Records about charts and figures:
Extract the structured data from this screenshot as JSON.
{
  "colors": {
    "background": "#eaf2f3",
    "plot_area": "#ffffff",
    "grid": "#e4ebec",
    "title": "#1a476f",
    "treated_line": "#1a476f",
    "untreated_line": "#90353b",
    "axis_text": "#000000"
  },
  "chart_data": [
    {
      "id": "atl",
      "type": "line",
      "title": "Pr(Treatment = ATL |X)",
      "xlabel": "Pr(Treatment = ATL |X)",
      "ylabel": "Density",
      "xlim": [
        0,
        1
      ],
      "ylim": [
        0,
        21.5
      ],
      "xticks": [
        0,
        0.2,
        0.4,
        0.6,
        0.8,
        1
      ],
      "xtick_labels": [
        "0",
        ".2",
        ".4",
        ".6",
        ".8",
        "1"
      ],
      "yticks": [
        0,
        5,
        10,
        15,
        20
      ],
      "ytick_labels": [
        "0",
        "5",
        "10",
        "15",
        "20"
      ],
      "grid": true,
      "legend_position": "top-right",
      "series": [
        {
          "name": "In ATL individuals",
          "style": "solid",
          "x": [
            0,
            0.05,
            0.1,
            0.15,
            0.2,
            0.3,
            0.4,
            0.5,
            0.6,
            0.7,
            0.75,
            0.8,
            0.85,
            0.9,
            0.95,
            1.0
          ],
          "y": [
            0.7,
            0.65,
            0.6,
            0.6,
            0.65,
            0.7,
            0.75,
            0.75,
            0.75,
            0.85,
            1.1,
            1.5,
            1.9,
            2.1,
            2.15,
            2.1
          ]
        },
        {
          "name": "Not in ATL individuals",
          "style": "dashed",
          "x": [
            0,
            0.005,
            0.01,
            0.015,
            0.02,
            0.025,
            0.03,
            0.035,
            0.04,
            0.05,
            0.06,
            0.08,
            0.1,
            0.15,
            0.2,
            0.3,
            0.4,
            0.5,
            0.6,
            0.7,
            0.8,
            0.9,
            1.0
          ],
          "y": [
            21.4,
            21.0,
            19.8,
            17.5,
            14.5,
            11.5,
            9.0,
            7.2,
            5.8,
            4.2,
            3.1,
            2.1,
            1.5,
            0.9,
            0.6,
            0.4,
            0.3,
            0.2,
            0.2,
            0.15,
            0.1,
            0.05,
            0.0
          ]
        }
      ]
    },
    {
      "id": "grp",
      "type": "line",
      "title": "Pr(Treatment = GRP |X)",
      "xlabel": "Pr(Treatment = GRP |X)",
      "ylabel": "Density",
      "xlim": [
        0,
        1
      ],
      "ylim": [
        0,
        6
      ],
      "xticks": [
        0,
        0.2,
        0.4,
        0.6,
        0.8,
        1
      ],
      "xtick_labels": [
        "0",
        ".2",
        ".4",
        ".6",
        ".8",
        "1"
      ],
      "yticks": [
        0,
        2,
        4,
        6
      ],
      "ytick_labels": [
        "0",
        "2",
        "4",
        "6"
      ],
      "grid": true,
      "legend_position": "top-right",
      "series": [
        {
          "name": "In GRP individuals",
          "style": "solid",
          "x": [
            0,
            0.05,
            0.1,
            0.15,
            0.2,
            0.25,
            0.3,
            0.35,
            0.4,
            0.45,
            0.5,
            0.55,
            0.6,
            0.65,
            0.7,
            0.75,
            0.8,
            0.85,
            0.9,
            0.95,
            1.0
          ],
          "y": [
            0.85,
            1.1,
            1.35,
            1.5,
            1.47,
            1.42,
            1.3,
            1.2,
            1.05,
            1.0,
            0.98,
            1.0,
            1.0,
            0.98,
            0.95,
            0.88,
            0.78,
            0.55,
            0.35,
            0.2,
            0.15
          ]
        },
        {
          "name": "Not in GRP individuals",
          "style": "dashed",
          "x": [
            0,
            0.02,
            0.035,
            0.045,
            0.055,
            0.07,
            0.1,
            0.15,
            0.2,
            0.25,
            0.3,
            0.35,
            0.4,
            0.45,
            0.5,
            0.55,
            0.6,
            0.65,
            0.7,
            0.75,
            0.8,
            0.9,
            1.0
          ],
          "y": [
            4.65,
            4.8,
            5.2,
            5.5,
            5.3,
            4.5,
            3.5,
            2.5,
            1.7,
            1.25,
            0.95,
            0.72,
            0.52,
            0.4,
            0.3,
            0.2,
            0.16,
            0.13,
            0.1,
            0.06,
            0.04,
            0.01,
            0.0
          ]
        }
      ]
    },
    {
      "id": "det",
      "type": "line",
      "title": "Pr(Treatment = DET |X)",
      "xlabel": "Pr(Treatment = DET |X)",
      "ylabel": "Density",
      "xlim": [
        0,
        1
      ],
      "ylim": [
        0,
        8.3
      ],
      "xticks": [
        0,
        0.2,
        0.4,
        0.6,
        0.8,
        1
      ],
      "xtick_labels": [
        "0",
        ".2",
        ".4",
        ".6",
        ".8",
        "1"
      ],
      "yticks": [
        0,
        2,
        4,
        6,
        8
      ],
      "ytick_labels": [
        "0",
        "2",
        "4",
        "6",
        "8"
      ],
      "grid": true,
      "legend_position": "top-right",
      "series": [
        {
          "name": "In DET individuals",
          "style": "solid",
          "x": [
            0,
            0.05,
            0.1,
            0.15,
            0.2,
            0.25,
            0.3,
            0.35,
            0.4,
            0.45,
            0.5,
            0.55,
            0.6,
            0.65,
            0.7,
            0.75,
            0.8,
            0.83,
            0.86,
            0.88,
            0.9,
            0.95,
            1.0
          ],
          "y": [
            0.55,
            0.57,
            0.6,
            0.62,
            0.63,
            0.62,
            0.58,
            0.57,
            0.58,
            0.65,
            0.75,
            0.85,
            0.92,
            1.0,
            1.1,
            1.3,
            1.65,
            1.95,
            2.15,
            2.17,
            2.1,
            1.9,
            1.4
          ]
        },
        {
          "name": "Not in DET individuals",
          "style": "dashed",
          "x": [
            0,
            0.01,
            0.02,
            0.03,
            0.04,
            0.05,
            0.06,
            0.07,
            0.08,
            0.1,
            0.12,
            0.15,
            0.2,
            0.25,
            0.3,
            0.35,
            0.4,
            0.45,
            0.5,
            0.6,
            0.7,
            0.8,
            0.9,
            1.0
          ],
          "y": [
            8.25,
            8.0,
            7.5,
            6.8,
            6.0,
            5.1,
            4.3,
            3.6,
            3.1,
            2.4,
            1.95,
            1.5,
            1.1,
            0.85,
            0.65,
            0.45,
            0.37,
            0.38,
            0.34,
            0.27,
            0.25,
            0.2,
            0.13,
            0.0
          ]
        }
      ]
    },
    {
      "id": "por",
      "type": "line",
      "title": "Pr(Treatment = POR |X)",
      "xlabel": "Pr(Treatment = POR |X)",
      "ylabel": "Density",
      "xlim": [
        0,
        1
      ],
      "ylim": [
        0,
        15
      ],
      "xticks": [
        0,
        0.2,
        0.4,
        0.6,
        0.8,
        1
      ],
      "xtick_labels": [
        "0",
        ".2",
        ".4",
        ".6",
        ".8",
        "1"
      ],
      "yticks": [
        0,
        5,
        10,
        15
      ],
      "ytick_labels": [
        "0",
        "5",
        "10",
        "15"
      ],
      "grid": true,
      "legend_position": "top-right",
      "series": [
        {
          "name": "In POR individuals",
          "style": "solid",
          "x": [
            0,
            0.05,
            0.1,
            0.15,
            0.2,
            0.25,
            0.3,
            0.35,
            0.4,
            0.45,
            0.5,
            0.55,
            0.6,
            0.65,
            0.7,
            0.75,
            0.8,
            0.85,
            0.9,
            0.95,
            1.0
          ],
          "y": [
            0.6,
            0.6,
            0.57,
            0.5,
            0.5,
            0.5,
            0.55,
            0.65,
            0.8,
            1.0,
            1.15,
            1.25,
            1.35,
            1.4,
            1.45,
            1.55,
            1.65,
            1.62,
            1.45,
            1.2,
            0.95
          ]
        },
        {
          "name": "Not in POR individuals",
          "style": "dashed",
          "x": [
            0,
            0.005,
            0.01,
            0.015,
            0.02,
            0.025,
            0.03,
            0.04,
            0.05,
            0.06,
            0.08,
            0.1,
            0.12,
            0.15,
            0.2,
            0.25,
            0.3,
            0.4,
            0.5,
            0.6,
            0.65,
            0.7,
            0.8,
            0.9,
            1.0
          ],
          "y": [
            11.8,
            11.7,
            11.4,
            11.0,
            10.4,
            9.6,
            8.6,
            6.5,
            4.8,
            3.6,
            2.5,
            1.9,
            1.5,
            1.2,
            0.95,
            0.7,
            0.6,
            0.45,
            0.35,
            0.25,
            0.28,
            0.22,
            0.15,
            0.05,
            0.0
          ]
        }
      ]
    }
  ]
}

To do: Check each line above for "title" and return the ones that have it.

Answer to the exercise:
    "title": "#1a476f",
      "title": "Pr(Treatment = ATL |X)",
      "title": "Pr(Treatment = GRP |X)",
      "title": "Pr(Treatment = DET |X)",
      "title": "Pr(Treatment = POR |X)",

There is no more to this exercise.